== Provided records ==
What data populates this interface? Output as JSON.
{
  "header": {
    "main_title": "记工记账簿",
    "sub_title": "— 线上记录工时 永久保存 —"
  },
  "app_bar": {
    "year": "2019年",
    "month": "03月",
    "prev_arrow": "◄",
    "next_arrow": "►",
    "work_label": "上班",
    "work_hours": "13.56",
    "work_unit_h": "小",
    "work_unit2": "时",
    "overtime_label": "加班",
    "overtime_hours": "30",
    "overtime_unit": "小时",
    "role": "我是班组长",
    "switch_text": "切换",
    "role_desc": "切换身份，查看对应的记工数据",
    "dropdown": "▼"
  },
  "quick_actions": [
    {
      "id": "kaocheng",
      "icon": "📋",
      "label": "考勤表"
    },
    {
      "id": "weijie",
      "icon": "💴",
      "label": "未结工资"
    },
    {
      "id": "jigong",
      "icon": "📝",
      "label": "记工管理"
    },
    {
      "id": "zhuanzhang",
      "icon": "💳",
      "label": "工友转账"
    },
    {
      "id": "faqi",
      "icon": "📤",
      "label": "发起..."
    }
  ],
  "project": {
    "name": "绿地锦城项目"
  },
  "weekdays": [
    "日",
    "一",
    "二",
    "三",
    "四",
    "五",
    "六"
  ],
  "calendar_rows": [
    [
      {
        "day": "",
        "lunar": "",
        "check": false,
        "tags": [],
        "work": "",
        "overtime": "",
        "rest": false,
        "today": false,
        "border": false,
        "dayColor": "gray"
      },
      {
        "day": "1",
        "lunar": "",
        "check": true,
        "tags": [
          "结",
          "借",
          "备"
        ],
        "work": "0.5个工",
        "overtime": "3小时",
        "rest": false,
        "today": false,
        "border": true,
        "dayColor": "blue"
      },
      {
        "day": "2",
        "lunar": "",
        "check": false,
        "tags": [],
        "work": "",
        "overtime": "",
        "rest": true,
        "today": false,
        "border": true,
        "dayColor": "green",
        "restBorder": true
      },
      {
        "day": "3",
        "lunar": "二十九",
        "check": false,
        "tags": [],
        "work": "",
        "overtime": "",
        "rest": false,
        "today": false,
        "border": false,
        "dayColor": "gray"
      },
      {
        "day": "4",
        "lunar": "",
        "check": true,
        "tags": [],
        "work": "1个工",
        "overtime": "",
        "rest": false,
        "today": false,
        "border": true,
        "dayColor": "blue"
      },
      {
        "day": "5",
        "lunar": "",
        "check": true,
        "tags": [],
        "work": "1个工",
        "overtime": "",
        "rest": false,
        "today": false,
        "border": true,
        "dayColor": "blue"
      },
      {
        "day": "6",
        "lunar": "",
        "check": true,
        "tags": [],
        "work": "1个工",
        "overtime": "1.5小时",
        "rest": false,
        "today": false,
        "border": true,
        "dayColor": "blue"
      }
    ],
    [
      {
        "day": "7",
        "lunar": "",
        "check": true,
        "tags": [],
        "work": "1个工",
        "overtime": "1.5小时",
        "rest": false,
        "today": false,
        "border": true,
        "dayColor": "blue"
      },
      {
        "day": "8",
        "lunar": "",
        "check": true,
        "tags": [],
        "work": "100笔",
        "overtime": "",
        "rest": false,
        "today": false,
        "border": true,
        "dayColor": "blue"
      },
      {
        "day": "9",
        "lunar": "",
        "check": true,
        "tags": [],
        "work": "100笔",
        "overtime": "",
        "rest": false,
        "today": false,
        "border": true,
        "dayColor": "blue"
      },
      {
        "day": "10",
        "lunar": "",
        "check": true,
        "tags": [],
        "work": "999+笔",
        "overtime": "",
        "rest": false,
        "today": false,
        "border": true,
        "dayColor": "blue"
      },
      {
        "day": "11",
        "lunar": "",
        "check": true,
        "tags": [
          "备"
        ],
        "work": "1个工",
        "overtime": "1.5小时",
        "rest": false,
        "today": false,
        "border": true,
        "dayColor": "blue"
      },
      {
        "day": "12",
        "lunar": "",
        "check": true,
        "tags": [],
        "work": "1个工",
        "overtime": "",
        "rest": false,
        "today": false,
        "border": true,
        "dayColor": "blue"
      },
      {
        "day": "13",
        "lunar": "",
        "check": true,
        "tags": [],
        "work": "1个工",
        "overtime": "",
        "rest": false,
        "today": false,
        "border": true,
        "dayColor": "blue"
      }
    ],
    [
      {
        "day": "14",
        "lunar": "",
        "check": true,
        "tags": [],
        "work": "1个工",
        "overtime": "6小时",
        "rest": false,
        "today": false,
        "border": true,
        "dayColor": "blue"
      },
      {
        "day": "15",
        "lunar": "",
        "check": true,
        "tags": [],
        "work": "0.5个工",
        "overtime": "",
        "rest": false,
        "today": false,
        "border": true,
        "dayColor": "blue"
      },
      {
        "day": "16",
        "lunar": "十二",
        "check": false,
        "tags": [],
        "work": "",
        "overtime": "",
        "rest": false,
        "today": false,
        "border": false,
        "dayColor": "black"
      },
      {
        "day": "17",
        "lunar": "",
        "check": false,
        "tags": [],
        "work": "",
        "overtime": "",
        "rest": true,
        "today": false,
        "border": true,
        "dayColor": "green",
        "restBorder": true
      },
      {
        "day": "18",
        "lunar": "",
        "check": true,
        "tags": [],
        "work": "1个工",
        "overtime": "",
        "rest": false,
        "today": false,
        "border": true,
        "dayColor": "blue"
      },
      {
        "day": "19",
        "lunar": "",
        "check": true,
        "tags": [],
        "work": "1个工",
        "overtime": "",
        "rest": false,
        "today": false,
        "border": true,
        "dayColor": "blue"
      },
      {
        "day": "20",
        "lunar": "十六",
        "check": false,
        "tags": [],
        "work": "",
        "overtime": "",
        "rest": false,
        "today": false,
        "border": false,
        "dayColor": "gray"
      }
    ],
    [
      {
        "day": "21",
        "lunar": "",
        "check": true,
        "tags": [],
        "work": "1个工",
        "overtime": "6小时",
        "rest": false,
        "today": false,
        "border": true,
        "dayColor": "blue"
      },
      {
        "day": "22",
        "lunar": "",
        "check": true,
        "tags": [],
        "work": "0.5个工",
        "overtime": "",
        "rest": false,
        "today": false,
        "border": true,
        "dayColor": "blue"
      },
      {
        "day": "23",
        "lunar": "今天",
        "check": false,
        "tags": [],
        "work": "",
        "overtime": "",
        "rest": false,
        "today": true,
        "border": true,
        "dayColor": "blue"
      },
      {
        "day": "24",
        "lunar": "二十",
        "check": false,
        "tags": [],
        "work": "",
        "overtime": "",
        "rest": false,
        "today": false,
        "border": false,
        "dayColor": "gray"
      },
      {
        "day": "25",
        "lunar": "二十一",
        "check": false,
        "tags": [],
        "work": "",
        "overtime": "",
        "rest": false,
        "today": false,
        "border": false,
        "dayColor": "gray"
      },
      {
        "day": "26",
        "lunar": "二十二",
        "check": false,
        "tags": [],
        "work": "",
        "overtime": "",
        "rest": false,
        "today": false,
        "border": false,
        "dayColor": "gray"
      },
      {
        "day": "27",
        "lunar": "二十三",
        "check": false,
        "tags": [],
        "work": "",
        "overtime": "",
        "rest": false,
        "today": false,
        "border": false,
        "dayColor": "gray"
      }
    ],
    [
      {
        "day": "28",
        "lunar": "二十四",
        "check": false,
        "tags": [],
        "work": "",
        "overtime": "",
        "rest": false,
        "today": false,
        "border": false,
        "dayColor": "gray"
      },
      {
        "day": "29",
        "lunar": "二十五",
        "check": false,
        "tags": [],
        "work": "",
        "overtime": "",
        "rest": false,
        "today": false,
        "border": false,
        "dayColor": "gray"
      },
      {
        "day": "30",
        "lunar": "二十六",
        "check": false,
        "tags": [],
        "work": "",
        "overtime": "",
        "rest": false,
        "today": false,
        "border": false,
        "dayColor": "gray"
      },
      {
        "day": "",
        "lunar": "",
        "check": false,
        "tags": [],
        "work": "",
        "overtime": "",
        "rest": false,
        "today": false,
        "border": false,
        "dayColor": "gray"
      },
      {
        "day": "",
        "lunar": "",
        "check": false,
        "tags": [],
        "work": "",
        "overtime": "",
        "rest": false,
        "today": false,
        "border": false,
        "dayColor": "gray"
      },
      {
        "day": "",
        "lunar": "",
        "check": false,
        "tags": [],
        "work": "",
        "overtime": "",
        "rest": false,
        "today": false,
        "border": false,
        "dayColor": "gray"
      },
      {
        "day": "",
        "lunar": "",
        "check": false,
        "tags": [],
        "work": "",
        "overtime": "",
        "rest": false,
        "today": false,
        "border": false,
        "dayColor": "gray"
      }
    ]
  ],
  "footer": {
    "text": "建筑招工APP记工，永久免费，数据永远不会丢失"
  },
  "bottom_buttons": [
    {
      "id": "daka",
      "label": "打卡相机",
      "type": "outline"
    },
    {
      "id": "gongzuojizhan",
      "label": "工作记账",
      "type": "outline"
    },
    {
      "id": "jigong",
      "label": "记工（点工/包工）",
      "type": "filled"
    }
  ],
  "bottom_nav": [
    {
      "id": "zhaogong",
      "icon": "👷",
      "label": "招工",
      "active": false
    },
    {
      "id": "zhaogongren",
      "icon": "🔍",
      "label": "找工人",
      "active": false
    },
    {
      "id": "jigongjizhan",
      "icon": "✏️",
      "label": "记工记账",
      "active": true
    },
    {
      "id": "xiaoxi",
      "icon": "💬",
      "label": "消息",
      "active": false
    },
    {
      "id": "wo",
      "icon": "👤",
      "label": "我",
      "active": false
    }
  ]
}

== What you are asked to do ==
In the listing above, how many lines hold the word "icon"? Give the number and nothing more.

== Reply to the task ==
10